## TASK DIRECTIONS
Copy all lines of the listing that include the string "Structural".

— Start —

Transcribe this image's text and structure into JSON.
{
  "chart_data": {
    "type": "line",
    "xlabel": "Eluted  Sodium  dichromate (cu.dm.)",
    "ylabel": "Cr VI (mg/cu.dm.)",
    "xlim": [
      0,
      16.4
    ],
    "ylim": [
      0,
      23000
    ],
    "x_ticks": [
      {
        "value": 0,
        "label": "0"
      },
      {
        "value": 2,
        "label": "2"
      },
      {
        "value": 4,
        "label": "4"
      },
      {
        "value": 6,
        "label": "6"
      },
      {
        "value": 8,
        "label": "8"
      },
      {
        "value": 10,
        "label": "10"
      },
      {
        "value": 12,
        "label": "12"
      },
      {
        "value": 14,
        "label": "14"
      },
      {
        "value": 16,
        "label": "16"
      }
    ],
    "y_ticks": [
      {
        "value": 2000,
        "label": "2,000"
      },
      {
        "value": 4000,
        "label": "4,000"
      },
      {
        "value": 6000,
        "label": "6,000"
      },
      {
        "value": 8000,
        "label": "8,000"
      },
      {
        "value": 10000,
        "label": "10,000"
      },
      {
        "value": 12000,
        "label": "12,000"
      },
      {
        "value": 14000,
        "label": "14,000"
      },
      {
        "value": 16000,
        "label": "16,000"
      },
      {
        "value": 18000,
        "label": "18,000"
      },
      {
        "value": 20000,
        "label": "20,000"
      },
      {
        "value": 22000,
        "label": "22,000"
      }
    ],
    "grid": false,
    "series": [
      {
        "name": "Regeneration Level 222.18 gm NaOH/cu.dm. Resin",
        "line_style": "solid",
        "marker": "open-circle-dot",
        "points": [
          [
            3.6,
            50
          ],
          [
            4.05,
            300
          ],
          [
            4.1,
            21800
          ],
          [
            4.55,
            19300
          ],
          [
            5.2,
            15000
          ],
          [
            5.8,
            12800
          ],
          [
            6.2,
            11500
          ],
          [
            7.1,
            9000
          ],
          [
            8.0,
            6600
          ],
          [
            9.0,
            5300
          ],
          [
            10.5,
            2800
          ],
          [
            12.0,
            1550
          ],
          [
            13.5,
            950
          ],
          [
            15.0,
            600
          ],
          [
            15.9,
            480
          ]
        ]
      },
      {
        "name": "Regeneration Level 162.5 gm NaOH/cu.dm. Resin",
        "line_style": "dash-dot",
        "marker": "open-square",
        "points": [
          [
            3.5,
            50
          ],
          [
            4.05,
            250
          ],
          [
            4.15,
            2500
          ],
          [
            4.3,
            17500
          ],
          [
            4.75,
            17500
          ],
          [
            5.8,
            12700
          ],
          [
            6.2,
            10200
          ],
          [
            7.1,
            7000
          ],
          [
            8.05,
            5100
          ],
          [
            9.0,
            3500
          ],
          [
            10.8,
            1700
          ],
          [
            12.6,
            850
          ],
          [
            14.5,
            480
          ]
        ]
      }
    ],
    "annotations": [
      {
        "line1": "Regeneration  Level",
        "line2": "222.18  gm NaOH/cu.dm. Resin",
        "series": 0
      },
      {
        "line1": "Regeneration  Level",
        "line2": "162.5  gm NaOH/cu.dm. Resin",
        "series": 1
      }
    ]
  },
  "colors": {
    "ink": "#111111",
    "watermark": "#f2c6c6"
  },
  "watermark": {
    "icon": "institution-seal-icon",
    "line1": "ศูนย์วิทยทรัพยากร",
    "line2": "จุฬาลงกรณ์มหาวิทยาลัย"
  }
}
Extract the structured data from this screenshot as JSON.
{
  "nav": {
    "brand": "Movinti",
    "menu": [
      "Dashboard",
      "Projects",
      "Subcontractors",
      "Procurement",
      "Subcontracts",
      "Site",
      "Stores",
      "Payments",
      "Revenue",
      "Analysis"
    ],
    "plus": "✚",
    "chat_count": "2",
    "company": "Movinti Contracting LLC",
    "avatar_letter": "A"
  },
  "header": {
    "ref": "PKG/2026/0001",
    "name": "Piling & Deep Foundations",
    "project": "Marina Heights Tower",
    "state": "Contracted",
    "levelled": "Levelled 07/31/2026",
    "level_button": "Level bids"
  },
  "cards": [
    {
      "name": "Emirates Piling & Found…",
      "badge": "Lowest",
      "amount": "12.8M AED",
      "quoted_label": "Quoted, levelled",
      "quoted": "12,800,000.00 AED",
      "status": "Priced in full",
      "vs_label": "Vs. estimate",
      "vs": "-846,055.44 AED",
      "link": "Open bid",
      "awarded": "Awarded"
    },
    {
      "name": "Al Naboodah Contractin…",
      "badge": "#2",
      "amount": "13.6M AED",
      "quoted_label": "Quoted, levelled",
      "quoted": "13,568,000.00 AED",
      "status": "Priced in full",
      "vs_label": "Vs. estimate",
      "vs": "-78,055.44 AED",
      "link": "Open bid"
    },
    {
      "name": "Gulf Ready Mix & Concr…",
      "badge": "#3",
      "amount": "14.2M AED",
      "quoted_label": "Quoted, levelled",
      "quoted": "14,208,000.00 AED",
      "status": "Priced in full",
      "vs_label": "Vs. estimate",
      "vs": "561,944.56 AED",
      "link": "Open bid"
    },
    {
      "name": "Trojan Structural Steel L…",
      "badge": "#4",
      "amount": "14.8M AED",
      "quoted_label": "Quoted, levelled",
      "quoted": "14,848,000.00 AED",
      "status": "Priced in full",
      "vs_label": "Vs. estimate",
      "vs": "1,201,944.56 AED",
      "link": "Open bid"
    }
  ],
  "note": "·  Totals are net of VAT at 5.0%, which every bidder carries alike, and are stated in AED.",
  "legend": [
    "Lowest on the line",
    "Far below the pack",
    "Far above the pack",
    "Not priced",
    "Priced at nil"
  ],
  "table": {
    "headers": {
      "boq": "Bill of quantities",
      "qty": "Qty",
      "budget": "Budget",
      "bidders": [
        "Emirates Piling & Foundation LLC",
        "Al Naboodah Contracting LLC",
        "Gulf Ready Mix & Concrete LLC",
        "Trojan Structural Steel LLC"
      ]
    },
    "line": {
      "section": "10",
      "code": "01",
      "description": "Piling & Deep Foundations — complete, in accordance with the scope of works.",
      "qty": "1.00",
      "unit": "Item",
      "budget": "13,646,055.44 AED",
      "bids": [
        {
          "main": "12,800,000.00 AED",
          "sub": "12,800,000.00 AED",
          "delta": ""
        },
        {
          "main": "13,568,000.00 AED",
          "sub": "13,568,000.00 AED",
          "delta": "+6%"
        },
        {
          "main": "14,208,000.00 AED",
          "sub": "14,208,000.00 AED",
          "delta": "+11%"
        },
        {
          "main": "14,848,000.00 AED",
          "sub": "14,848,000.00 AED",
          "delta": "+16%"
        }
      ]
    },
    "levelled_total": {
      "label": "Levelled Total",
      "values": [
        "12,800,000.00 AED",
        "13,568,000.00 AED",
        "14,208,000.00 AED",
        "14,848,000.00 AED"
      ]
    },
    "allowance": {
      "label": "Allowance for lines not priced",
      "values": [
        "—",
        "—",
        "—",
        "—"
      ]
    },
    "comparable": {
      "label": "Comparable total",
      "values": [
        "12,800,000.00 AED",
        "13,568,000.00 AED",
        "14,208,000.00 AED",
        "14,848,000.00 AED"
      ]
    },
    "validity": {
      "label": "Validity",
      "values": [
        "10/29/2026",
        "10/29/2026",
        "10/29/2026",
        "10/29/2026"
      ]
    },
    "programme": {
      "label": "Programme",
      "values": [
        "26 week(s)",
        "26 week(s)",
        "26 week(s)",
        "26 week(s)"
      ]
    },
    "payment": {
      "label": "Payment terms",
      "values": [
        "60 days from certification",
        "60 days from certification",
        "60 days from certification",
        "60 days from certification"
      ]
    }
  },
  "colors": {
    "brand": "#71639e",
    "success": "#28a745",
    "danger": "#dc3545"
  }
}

— End —

## SOLUTION TO THE EXERCISE
      "name": "Trojan Structural Steel L…",
        "Trojan Structural Steel LLC"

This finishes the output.